*Job:* Without including any pictures, write out all the entries exactly.

*Entries shown:*
***
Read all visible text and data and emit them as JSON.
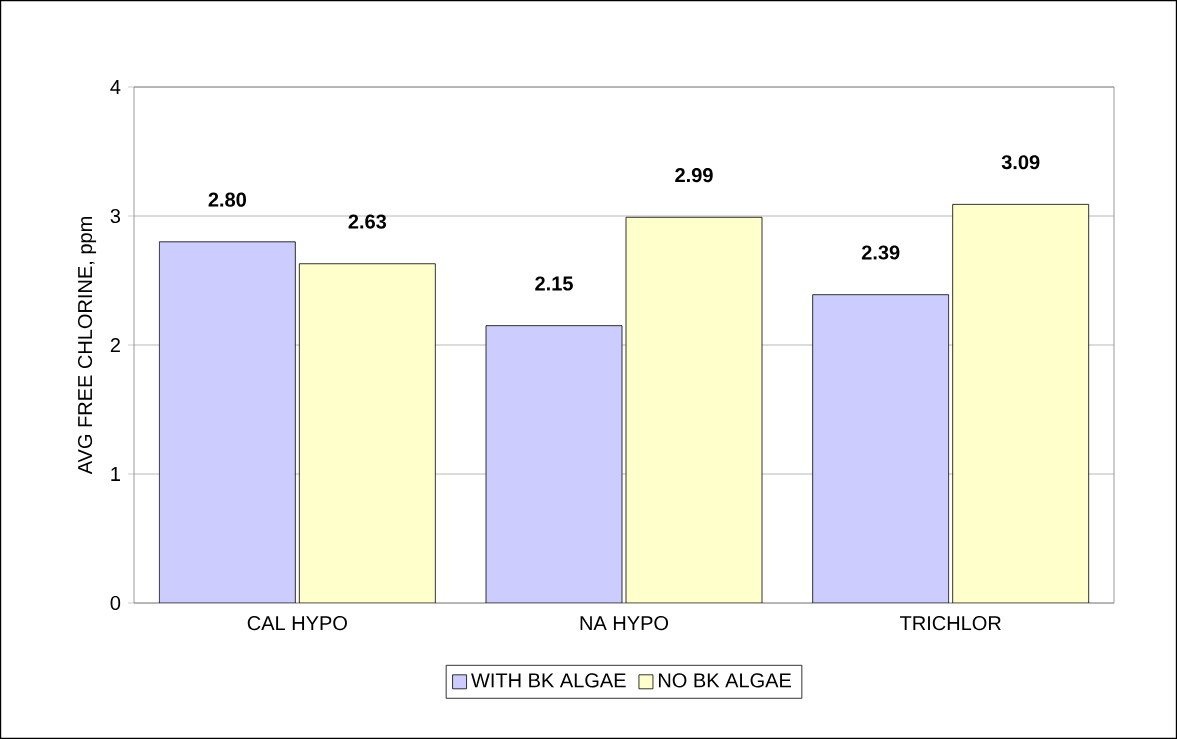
{
  "chart_data": {
    "type": "bar",
    "ylabel": "AVG FREE CHLORINE, ppm",
    "categories": [
      "CAL HYPO",
      "NA HYPO",
      "TRICHLOR"
    ],
    "series": [
      {
        "name": "WITH BK ALGAE",
        "color": "#ccccff",
        "values": [
          2.8,
          2.15,
          2.39
        ],
        "value_labels": [
          "2.80",
          "2.15",
          "2.39"
        ]
      },
      {
        "name": "NO BK ALGAE",
        "color": "#ffffcc",
        "values": [
          2.63,
          2.99,
          3.09
        ],
        "value_labels": [
          "2.63",
          "2.99",
          "3.09"
        ]
      }
    ],
    "ylim": [
      0,
      4
    ],
    "yticks": [
      0,
      1,
      2,
      3,
      4
    ],
    "grid": "y",
    "legend": "bottom"
  }
}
***
*Expected answer:*
Read all visible text and data and emit them as JSON.
{
  "chart_data": {
    "type": "bar",
    "ylabel": "AVG FREE CHLORINE, ppm",
    "categories": [
      "CAL HYPO",
      "NA HYPO",
      "TRICHLOR"
    ],
    "series": [
      {
        "name": "WITH BK ALGAE",
        "color": "#ccccff",
        "values": [
          2.8,
          2.15,
          2.39
        ],
        "value_labels": [
          "2.80",
          "2.15",
          "2.39"
        ]
      },
      {
        "name": "NO BK ALGAE",
        "color": "#ffffcc",
        "values": [
          2.63,
          2.99,
          3.09
        ],
        "value_labels": [
          "2.63",
          "2.99",
          "3.09"
        ]
      }
    ],
    "ylim": [
      0,
      4
    ],
    "yticks": [
      0,
      1,
      2,
      3,
      4
    ],
    "grid": "y",
    "legend": "bottom"
  }
}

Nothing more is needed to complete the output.